══ DATA ROWS ══

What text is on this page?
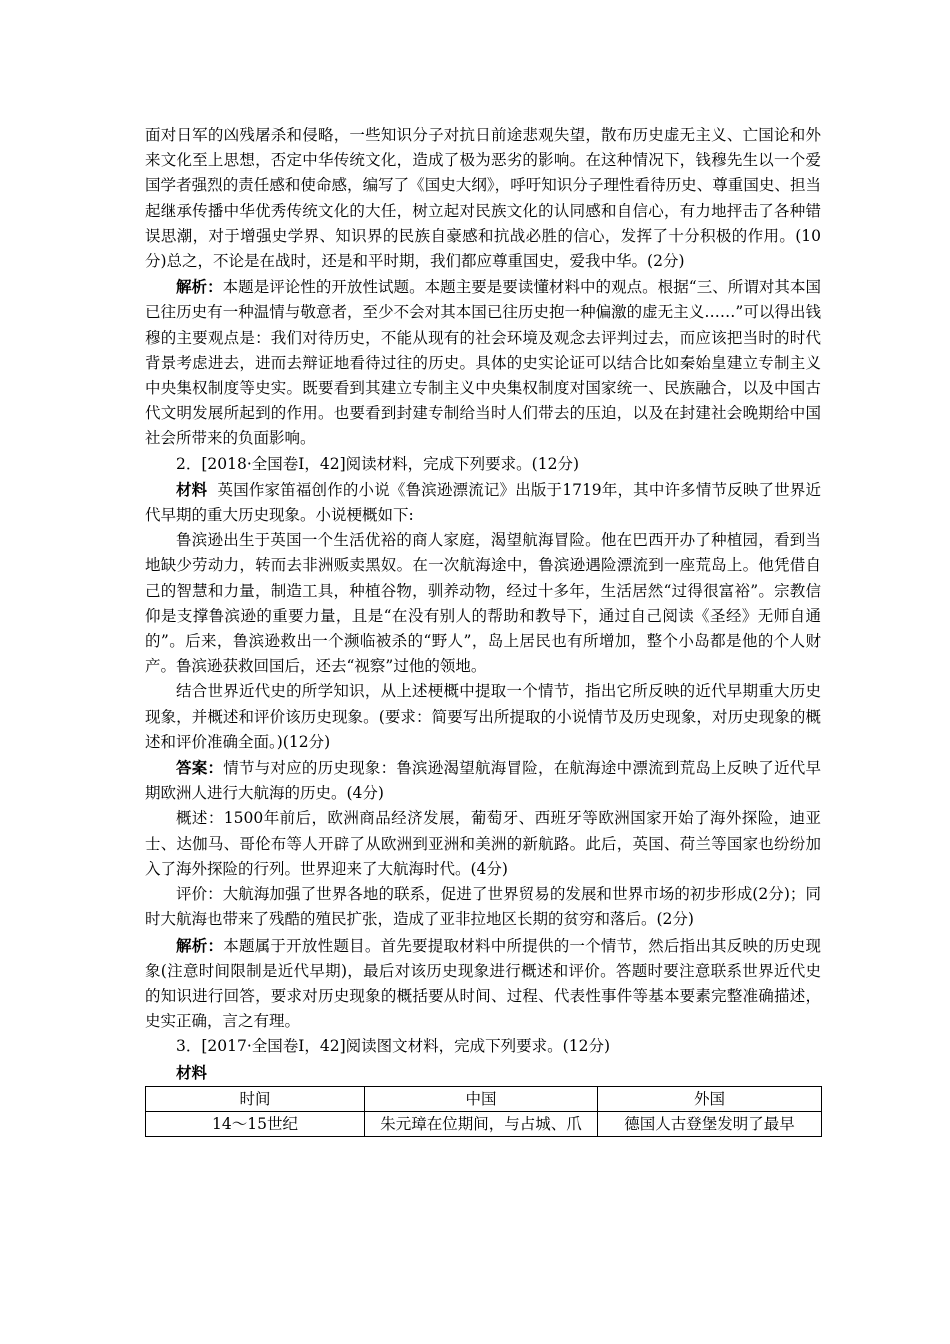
面对日军的凶残屠杀和侵略，一些知识分子对抗日前途悲观失望，散布历史虚无主义、亡国论和外来文化至上思想，否定中华传统文化，造成了极为恶劣的影响。在这种情况下，钱穆先生以一个爱国学者强烈的责任感和使命感，编写了《国史大纲》，呼吁知识分子理性看待历史、尊重国史、担当起继承传播中华优秀传统文化的大任，树立起对民族文化的认同感和自信心，有力地抨击了各种错误思潮，对于增强史学界、知识界的民族自豪感和抗战必胜的信心，发挥了十分积极的作用。(10分)总之，不论是在战时，还是和平时期，我们都应尊重国史，爱我中华。(2分)

解析：本题是评论性的开放性试题。本题主要是要读懂材料中的观点。根据“三、所谓对其本国已往历史有一种温情与敬意者，至少不会对其本国已往历史抱一种偏激的虚无主义……”可以得出钱穆的主要观点是：我们对待历史，不能从现有的社会环境及观念去评判过去，而应该把当时的时代背景考虑进去，进而去辩证地看待过往的历史。具体的史实论证可以结合比如秦始皇建立专制主义中央集权制度等史实。既要看到其建立专制主义中央集权制度对国家统一、民族融合，以及中国古代文明发展所起到的作用。也要看到封建专制给当时人们带去的压迫，以及在封建社会晚期给中国社会所带来的负面影响。

2．[2018·全国卷Ⅰ，42]阅读材料，完成下列要求。(12分)

材料 英国作家笛福创作的小说《鲁滨逊漂流记》出版于1719年，其中许多情节反映了世界近代早期的重大历史现象。小说梗概如下:

鲁滨逊出生于英国一个生活优裕的商人家庭，渴望航海冒险。他在巴西开办了种植园，看到当地缺少劳动力，转而去非洲贩卖黑奴。在一次航海途中，鲁滨逊遇险漂流到一座荒岛上。他凭借自己的智慧和力量，制造工具，种植谷物，驯养动物，经过十多年，生活居然“过得很富裕”。宗教信仰是支撑鲁滨逊的重要力量，且是“在没有别人的帮助和教导下，通过自己阅读《圣经》无师自通的”。后来，鲁滨逊救出一个濒临被杀的“野人”，岛上居民也有所增加，整个小岛都是他的个人财产。鲁滨逊获救回国后，还去“视察”过他的领地。

结合世界近代史的所学知识，从上述梗概中提取一个情节，指出它所反映的近代早期重大历史现象，并概述和评价该历史现象。(要求：简要写出所提取的小说情节及历史现象，对历史现象的概述和评价准确全面。)(12分)

答案：情节与对应的历史现象：鲁滨逊渴望航海冒险，在航海途中漂流到荒岛上反映了近代早期欧洲人进行大航海的历史。(4分)

概述：1500年前后，欧洲商品经济发展，葡萄牙、西班牙等欧洲国家开始了海外探险，迪亚士、达伽马、哥伦布等人开辟了从欧洲到亚洲和美洲的新航路。此后，英国、荷兰等国家也纷纷加入了海外探险的行列。世界迎来了大航海时代。(4分)

评价：大航海加强了世界各地的联系，促进了世界贸易的发展和世界市场的初步形成(2分)；同时大航海也带来了残酷的殖民扩张，造成了亚非拉地区长期的贫穷和落后。(2分)

解析：本题属于开放性题目。首先要提取材料中所提供的一个情节，然后指出其反映的历史现象(注意时间限制是近代早期)，最后对该历史现象进行概述和评价。答题时要注意联系世界近代史的知识进行回答，要求对历史现象的概括要从时间、过程、代表性事件等基本要素完整准确描述，史实正确，言之有理。

3．[2017·全国卷Ⅰ，42]阅读图文材料，完成下列要求。(12分)

材料

时间	中国	外国
14～15世纪	朱元璋在位期间，与占城、爪	德国人古登堡发明了最早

═══

THE EXERCISE:
Pick out each line in the material containing "全国卷Ⅰ".

ANSWER TO THE EXERCISE:
2．[2018·全国卷Ⅰ，42]阅读材料，完成下列要求。(12分)
3．[2017·全国卷Ⅰ，42]阅读图文材料，完成下列要求。(12分)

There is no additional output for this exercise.